:: Entries provided ::

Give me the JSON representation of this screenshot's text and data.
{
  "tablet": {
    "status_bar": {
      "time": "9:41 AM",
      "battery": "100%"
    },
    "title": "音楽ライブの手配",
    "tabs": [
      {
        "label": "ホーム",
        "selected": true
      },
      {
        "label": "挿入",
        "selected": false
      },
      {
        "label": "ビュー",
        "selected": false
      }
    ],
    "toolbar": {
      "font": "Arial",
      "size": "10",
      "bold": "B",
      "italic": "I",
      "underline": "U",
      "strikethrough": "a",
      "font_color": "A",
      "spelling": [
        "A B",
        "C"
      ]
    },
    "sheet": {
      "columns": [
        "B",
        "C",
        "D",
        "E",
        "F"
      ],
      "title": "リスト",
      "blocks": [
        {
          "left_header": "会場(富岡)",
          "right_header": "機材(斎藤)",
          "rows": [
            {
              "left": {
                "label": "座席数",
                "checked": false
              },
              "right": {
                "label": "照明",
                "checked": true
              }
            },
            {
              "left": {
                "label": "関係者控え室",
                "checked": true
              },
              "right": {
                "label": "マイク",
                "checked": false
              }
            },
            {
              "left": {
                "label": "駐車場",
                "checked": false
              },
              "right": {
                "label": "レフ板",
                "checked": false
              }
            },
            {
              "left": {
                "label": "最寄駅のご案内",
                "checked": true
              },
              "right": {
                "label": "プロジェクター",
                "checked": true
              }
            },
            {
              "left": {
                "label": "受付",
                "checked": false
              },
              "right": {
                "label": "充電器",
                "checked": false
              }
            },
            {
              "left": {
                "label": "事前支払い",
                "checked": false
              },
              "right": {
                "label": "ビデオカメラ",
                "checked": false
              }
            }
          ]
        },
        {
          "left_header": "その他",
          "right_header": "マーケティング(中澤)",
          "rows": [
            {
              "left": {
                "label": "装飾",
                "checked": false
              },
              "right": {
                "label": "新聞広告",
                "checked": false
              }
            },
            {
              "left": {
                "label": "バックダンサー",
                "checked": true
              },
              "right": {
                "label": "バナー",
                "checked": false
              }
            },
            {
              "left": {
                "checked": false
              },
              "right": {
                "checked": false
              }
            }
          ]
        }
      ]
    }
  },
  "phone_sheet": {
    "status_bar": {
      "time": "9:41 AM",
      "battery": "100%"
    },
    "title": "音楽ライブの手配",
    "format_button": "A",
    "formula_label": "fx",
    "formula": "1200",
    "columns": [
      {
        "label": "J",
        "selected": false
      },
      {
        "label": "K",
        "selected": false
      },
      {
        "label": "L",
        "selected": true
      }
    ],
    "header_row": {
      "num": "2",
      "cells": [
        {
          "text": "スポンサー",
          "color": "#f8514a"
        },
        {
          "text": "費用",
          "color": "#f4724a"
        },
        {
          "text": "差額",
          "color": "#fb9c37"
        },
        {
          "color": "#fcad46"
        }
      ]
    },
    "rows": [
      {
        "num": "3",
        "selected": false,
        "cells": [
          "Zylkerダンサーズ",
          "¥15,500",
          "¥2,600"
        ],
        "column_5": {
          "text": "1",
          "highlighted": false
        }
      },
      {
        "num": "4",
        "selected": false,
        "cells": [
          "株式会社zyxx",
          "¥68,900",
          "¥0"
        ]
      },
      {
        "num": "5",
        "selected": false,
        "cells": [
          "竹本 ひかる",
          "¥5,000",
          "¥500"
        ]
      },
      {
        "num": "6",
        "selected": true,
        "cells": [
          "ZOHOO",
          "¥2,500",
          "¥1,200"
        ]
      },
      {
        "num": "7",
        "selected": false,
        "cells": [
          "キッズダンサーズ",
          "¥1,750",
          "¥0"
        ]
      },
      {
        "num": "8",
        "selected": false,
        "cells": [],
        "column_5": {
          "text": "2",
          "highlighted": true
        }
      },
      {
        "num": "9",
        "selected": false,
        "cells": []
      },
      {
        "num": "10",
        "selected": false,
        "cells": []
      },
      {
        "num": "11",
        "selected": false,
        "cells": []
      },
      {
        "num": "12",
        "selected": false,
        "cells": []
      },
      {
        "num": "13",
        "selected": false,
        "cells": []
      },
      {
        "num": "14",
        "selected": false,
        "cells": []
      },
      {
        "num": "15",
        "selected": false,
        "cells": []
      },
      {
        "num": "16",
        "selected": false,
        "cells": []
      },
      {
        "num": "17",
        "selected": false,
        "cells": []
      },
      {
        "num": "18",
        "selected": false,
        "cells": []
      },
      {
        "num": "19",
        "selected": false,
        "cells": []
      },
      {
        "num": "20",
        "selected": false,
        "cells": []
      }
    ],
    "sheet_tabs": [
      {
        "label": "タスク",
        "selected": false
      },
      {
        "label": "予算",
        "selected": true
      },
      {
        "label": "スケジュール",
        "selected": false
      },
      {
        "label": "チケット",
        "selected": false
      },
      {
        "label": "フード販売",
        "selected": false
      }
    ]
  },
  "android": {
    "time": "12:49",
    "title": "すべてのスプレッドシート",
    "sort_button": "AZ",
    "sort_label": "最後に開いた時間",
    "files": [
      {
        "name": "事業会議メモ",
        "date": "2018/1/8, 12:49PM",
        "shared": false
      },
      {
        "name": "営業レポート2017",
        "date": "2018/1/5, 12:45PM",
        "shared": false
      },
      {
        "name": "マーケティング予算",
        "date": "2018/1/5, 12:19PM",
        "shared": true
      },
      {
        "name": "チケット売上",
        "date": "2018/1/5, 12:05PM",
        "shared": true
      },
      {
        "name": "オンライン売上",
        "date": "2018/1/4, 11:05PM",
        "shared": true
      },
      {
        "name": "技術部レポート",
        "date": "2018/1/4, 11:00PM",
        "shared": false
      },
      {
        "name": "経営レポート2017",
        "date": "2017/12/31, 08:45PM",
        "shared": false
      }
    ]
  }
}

:::

Problem requirements
Every line that holds the string "text" should be returned.

Final result
Give me the JSON representation of this screenshot's text and data.
          "text": "スポンサー",
          "text": "費用",
          "text": "差額",
          "text": "1",
          "text": "2",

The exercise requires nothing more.